◆ **Data supplied**
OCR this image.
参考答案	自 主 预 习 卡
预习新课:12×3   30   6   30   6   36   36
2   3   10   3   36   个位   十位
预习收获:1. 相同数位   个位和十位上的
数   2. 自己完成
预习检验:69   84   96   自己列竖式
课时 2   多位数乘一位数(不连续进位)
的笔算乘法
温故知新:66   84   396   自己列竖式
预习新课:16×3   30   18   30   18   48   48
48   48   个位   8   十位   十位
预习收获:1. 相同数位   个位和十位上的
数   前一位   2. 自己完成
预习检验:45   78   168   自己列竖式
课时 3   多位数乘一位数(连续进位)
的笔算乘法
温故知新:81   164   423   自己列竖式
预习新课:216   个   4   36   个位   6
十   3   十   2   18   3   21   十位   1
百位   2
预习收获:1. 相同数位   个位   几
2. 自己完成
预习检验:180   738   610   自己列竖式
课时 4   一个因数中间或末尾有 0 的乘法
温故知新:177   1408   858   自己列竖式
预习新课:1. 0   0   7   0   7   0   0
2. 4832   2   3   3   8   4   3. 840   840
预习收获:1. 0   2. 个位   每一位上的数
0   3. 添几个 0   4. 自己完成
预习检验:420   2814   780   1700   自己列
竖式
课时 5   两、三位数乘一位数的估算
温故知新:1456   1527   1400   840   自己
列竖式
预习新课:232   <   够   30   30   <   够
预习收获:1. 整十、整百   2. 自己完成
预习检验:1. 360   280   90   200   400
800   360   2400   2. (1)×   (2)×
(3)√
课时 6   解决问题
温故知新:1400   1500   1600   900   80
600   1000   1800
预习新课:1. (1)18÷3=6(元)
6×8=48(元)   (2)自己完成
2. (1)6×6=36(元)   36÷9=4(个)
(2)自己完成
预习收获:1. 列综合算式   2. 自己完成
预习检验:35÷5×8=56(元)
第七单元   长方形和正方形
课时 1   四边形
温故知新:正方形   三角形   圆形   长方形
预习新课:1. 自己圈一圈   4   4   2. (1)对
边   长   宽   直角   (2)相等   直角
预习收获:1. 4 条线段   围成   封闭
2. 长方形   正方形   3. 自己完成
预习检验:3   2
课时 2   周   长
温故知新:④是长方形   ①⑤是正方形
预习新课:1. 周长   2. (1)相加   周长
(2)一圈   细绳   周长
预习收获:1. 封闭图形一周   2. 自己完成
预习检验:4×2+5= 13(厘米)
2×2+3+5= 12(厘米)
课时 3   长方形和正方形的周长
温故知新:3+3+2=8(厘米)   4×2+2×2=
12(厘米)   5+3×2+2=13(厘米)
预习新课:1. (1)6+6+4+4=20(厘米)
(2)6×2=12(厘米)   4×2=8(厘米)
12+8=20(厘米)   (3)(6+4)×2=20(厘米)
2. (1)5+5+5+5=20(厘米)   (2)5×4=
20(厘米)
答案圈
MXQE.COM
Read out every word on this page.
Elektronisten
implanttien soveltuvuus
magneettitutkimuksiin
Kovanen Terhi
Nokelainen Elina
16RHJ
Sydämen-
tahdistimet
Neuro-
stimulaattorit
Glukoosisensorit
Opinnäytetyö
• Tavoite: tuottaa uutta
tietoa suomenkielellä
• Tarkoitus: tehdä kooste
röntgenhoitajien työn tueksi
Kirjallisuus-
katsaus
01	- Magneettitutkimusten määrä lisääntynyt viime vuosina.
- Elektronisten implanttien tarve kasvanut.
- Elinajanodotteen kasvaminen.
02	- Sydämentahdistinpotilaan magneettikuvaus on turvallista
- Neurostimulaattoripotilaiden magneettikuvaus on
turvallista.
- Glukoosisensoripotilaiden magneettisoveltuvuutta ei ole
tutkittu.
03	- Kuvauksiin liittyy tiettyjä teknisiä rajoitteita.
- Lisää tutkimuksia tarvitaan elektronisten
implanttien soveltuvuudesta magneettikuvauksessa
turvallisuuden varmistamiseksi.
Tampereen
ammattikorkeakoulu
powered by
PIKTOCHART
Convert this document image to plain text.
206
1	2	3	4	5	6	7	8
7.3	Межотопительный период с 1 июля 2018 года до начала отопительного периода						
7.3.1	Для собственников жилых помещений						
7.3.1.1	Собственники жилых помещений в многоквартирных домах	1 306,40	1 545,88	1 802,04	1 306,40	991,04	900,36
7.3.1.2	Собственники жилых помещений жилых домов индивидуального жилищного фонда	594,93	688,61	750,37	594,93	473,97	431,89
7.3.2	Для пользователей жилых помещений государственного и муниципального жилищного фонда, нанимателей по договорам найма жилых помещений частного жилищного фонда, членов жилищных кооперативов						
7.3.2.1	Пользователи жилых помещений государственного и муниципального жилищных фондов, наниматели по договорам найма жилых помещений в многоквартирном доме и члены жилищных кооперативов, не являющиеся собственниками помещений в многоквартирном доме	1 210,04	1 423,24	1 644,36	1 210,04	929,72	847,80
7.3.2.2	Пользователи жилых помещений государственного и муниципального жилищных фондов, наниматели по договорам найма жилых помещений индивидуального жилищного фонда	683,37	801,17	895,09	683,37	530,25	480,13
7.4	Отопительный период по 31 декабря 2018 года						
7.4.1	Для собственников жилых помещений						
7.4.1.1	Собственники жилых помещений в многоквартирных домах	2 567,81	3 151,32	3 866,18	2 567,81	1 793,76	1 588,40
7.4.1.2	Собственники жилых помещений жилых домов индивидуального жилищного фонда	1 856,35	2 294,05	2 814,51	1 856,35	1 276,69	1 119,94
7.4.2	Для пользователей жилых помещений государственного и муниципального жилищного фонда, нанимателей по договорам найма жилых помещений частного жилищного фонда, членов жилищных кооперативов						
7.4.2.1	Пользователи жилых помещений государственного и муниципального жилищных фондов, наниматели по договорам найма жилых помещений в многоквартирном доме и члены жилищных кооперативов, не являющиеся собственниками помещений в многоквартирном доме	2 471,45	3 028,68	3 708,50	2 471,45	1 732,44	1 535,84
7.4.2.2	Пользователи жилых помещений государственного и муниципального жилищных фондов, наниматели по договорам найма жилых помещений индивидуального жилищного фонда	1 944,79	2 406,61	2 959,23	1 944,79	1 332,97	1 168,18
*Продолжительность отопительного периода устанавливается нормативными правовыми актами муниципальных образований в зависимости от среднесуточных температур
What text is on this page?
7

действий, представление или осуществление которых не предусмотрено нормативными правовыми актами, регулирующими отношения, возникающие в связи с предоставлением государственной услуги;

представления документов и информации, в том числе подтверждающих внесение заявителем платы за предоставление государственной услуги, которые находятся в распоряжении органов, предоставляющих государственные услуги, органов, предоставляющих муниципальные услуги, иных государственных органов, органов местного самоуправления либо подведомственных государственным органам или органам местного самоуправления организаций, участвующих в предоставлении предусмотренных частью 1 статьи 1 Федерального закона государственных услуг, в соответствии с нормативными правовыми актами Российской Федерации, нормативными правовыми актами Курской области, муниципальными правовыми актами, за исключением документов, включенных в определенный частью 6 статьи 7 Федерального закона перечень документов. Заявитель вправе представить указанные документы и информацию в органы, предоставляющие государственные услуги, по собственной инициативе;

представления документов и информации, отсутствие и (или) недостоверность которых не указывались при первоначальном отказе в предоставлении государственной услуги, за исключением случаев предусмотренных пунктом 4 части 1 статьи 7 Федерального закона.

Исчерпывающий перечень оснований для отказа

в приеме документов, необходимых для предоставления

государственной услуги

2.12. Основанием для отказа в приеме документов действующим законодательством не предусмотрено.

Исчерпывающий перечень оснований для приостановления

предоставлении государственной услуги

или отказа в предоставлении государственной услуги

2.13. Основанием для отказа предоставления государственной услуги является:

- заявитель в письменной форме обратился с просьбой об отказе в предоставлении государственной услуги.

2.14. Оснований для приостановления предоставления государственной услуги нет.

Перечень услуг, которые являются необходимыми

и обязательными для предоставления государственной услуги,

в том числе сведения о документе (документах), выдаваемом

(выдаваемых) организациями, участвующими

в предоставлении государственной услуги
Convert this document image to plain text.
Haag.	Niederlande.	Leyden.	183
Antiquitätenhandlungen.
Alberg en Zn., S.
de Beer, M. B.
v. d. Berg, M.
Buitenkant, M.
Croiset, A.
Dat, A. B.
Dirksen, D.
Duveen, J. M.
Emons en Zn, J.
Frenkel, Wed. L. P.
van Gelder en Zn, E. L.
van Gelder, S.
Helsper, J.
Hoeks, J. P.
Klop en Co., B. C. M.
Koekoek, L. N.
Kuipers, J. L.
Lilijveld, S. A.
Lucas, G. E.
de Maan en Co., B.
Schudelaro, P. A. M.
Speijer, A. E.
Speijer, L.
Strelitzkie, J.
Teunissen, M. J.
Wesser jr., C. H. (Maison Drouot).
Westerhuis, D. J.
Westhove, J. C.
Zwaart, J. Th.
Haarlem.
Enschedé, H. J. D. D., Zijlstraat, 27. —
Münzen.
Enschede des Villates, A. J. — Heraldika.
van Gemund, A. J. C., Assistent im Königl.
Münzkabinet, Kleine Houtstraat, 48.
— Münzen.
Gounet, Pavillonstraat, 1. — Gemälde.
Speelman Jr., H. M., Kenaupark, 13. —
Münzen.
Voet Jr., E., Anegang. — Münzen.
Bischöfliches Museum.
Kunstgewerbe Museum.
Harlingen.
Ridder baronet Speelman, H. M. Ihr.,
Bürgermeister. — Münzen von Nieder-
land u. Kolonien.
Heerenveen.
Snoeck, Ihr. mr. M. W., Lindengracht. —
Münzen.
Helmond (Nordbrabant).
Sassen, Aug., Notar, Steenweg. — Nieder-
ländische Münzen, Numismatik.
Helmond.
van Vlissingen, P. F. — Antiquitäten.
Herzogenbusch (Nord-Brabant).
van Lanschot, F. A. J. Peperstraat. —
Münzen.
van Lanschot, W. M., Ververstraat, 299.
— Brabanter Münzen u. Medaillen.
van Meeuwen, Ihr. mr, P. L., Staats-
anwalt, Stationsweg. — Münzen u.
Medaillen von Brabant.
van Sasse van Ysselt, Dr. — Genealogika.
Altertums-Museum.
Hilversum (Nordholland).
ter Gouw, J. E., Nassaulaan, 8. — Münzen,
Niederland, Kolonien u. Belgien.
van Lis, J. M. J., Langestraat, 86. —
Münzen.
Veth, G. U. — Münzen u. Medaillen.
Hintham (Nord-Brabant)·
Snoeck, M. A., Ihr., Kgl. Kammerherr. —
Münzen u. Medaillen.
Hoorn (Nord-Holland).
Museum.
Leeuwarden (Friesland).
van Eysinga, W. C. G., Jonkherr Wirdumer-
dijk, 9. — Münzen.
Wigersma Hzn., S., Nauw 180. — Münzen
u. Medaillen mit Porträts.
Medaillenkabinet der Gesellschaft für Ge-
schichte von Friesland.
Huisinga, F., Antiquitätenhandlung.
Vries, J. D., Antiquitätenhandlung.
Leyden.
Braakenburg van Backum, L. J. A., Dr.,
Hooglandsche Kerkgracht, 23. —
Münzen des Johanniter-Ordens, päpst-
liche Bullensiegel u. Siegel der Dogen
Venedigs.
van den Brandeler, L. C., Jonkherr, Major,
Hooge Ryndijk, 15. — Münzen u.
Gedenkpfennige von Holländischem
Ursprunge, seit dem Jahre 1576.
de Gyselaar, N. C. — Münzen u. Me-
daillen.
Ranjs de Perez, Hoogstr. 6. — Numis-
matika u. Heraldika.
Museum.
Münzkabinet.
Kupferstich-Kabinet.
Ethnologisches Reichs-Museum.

◆ **Directions**
Each line above that includes "нормативными" should be shown.

◆ **Written reply**
*Продолжительность отопительного периода устанавливается нормативными правовыми актами муниципальных образований в зависимости от среднесуточных температур
действий, представление или осуществление которых не предусмотрено нормативными правовыми актами, регулирующими отношения, возникающие в связи с предоставлением государственной услуги;
представления документов и информации, в том числе подтверждающих внесение заявителем платы за предоставление государственной услуги, которые находятся в распоряжении органов, предоставляющих государственные услуги, органов, предоставляющих муниципальные услуги, иных государственных органов, органов местного самоуправления либо подведомственных государственным органам или органам местного самоуправления организаций, участвующих в предоставлении предусмотренных частью 1 статьи 1 Федерального закона государственных услуг, в соответствии с нормативными правовыми актами Российской Федерации, нормативными правовыми актами Курской области, муниципальными правовыми актами, за исключением документов, включенных в определенный частью 6 статьи 7 Федерального закона перечень документов. Заявитель вправе представить указанные документы и информацию в органы, предоставляющие государственные услуги, по собственной инициативе;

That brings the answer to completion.